- _Information provided_
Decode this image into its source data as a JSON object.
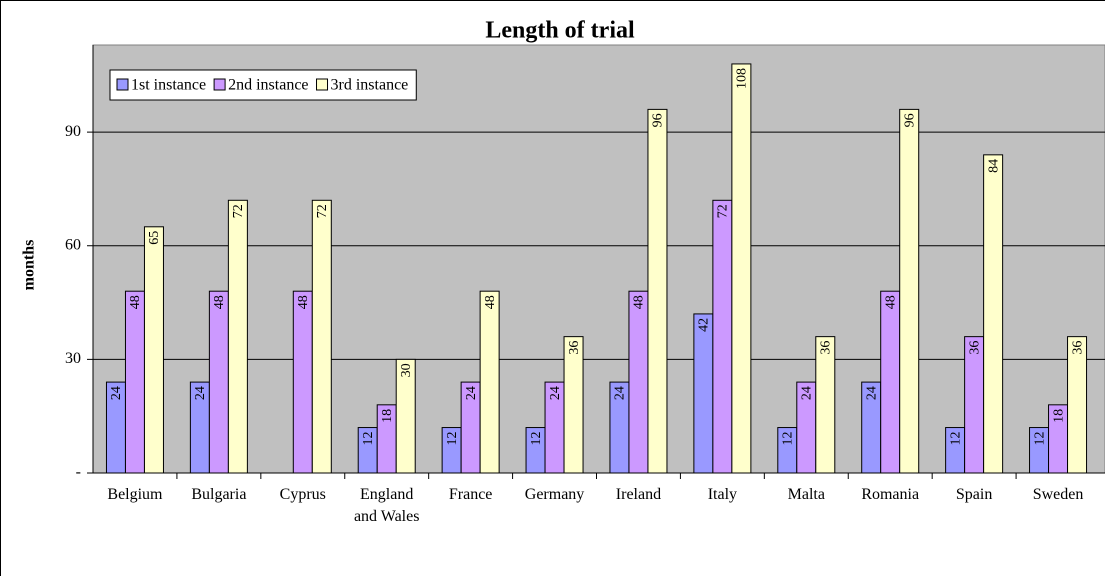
{
  "chart_data": {
    "type": "bar",
    "title": "Length of trial",
    "y_label": "months",
    "categories": [
      "Belgium",
      "Bulgaria",
      "Cyprus",
      "England and Wales",
      "France",
      "Germany",
      "Ireland",
      "Italy",
      "Malta",
      "Romania",
      "Spain",
      "Sweden"
    ],
    "series": [
      {
        "name": "1st instance",
        "color": "#9999ff",
        "values": [
          24,
          24,
          null,
          12,
          12,
          12,
          24,
          42,
          12,
          24,
          12,
          12
        ]
      },
      {
        "name": "2nd instance",
        "color": "#cc99ff",
        "values": [
          48,
          48,
          48,
          18,
          24,
          24,
          48,
          72,
          24,
          48,
          36,
          18
        ]
      },
      {
        "name": "3rd instance",
        "color": "#ffffcc",
        "values": [
          65,
          72,
          72,
          30,
          48,
          36,
          96,
          108,
          36,
          96,
          84,
          36
        ]
      }
    ],
    "ylim": [
      0,
      113
    ],
    "yticks": [
      {
        "value": 0,
        "label": "-"
      },
      30,
      60,
      90
    ],
    "grid": true,
    "legend": "top-left"
  }
}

- _Task instructions_
Copy each line that holds the word "color".

- _Output for this task_
        "color": "#9999ff",
        "color": "#cc99ff",
        "color": "#ffffcc",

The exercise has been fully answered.